**REQUIREMENTS:**
From the entries that follow, list every line in which the string "area" appears.

* * * *

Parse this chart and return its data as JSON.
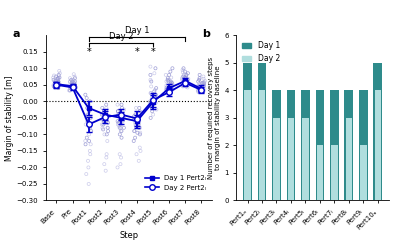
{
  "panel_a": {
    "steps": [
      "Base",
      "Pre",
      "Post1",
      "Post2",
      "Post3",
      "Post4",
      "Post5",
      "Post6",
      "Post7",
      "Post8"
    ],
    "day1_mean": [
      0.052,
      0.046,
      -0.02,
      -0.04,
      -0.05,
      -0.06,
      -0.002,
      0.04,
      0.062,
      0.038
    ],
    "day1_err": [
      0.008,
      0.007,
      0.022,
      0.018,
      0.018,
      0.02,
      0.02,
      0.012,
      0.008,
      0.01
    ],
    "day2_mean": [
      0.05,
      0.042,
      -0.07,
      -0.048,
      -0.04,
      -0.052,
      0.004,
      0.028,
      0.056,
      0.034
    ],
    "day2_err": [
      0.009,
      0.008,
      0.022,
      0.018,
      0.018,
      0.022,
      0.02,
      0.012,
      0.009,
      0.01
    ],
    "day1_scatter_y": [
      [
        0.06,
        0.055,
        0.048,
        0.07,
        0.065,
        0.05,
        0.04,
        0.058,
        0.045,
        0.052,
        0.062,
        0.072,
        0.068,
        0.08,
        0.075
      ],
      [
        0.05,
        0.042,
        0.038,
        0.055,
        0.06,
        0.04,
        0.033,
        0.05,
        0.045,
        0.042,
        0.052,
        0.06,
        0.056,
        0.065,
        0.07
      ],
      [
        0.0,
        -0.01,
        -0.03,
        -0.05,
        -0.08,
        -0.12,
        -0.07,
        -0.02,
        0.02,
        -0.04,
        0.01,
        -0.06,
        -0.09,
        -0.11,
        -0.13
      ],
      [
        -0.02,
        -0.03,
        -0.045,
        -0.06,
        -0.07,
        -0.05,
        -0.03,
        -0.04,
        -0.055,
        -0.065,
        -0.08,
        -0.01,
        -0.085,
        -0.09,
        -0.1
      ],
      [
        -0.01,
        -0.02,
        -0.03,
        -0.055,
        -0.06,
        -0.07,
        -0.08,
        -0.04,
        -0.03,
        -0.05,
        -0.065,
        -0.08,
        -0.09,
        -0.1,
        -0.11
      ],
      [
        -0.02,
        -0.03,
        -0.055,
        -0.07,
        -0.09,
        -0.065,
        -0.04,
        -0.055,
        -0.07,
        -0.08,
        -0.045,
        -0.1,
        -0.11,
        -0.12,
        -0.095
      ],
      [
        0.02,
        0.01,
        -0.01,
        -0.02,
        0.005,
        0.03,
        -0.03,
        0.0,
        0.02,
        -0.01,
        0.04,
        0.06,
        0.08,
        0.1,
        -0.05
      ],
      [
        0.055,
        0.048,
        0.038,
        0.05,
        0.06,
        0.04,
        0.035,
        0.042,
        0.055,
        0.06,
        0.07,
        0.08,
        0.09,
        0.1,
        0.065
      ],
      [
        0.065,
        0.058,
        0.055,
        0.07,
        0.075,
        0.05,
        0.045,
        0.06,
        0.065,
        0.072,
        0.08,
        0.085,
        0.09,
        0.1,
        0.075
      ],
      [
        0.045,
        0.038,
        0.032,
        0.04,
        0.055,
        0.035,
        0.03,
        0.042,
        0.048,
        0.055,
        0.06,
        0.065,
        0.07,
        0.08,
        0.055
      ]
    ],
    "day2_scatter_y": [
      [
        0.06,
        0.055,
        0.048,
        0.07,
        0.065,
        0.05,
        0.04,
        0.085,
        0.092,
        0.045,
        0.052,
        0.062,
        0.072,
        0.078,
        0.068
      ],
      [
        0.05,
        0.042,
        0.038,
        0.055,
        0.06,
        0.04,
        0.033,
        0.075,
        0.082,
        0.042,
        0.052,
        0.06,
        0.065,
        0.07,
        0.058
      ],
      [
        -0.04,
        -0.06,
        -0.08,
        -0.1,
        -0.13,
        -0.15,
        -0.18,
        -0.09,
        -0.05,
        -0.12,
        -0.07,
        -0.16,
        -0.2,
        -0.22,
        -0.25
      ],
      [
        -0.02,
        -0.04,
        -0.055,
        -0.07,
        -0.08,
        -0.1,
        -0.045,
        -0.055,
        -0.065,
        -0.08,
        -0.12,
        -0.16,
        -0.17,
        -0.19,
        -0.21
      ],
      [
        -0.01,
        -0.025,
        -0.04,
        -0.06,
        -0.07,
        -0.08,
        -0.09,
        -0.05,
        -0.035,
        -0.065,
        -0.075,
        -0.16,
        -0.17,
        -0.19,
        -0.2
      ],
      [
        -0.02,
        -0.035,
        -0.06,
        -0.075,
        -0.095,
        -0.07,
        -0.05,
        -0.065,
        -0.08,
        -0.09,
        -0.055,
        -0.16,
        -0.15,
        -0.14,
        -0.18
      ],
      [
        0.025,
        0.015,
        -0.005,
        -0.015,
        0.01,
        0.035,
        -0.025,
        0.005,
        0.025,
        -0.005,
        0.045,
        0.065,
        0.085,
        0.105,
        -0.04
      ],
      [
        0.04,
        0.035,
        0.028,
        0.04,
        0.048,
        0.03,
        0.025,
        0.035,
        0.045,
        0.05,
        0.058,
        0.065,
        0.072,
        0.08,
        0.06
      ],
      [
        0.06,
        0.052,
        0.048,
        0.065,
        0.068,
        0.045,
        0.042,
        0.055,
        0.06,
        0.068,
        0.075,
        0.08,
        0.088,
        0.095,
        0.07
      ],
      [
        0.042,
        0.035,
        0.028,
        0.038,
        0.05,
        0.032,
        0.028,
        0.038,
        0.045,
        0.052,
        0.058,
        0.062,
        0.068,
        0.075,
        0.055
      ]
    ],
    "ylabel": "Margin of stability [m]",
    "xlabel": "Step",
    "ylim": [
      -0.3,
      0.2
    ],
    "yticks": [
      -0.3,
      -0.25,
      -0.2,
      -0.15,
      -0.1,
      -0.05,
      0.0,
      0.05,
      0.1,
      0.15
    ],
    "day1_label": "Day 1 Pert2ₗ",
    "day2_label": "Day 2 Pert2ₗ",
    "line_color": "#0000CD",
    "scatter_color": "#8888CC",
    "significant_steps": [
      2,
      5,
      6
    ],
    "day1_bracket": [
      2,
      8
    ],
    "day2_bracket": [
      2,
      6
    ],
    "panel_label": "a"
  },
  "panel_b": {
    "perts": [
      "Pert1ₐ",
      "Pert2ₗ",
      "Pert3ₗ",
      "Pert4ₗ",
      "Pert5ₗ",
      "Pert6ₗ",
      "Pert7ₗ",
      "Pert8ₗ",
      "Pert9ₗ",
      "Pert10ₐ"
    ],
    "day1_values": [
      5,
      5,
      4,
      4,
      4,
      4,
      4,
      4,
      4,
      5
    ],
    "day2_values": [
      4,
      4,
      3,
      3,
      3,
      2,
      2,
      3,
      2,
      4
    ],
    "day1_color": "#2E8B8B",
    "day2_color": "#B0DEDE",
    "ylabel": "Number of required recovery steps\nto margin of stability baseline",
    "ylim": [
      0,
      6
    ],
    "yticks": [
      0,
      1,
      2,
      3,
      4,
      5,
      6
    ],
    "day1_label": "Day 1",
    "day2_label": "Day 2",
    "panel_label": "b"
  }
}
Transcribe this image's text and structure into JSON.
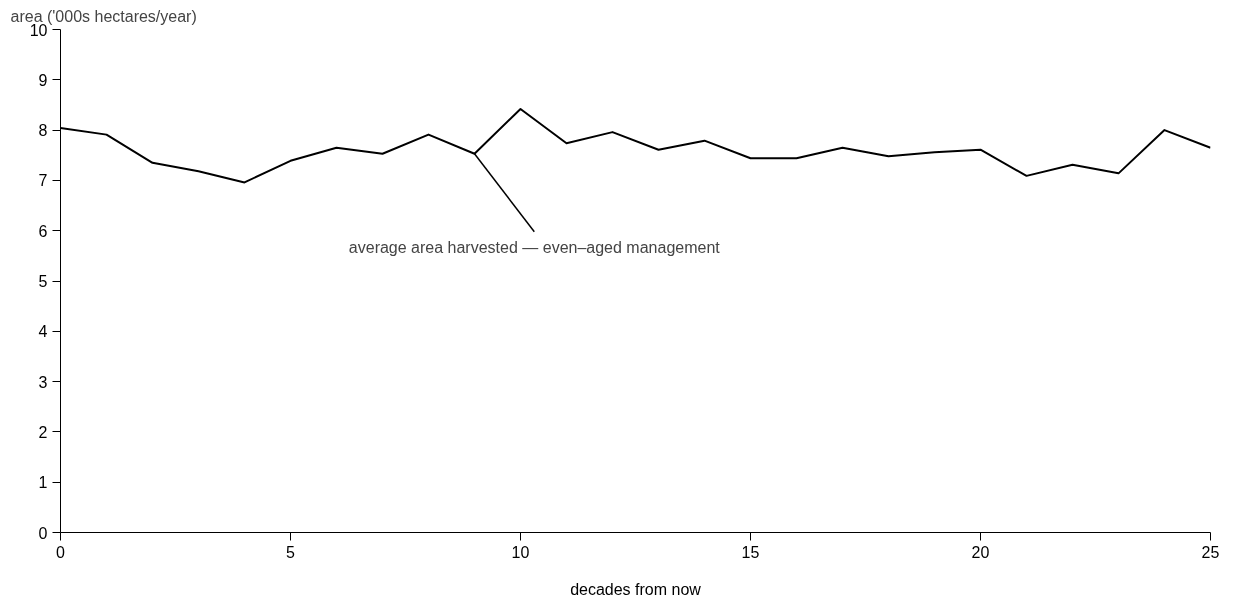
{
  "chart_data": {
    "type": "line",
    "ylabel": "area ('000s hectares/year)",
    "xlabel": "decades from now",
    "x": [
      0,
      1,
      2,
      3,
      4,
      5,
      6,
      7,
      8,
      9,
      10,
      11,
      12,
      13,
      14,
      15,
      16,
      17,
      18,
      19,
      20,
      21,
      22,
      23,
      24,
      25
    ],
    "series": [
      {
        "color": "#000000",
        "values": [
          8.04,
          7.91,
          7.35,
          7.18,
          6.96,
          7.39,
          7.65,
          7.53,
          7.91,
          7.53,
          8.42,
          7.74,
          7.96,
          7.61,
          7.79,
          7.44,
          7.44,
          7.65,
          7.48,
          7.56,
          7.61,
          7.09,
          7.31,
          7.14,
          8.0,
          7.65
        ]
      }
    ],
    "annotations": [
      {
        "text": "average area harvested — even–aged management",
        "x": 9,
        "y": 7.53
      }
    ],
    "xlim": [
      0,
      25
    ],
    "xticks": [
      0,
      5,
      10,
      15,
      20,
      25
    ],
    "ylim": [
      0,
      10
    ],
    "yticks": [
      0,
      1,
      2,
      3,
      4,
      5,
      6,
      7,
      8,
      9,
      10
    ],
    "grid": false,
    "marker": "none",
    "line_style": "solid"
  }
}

* * * *

**EXPECTED OUTPUT:**
    "ylabel": "area ('000s hectares/year)",
        "text": "average area harvested — even–aged management",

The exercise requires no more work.